▶ _Source_:
========

On July 29th, 2016, I became a US citizen. The immigration officer presiding over the ceremony said that this would be a second birthday for everyone taking the oath that day. “Except on this birthday you won’t get any older,” she chuckled out a worn-out joke. Perhaps it was a second birthday. But it was also a moment of death. Something inside of you dies when you raise your right hand and, choking on tears, mumble “I pledge allegiance…”
For several weeks before the oath, I would choke up any time when I tried to practice it. On the day of the ceremony, I told myself not to cry. When stubborn tears were streaming down my face, I told myself not to lose control. When sobs shook my body, all I could tell myself was to cry as quietly as possible not to get kicked out of the courtroom. Thankfully, I was not the only one crying. Everyone who came to the front to share their experiences of becoming a US citizen had to reach out for the tissues handed to them by the immigration officer. Quiet sobs from the audience assured them that we were in this sea of tears together.
Many people beam with pride when they look at crying immigrants. “They are so happy to become the citizens of this great country that they cannot contain their joy.” For many people, it is the case.
It was not for me.
For many years, I was torn by the aggressive US imperialism, US hypocrisy called “democracy,” and the endless injustice I saw around me. Injustice drowned in compulsive consumerism, political complacency, and deep divisions. “Divided States of America” is how I called the US to myself.
For many years, I could not imagine myself pledging allegiance to the country that used drones to bomb unsuspecting civilians in its “War on Terror.” I could not imagine pledging allegiance to the country that invaded Iraq under the false premises of “Weapons of Mass Destruction” and sent it into the abyss of violence and disorder. I could not imagine pledging allegiance to the country that supported a violent conflict in Syria that displaced millions of people, caused a refugee crisis in Europe, and then turned a blind eye on thousands of civilian deaths. I could not imagine pledging allegiance to the country that was training rebels that were turning over to ISIS. The unstoppable violence against so many countries – and I am only writing about some of the conflicts of the last 15 years – made it hard for me to say that I could identify myself as a US citizen.

========

▶ _Exercise prompt_: In the citizenship essay, what did the immigration officer tell the people taking the oath that the day would be for them? The lines that come next are separate material and have no connection to the citizenship essay.

▶ _Data extract_:
========

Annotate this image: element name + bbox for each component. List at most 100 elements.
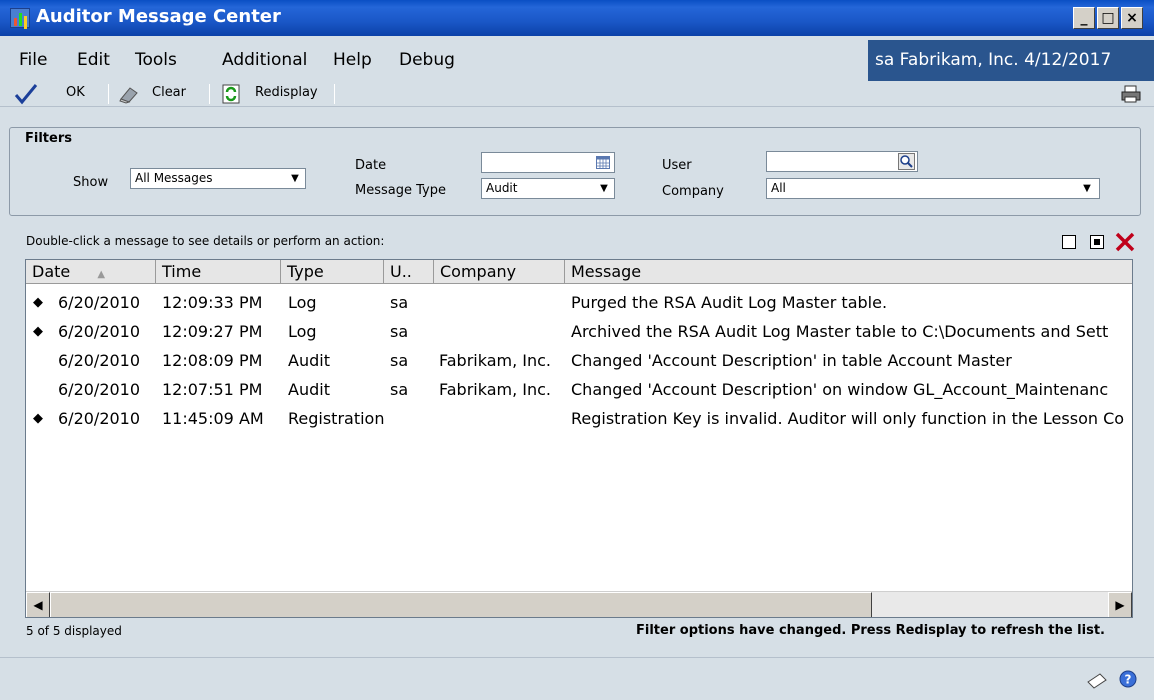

========

▶ _Expected answer_: A second birthday.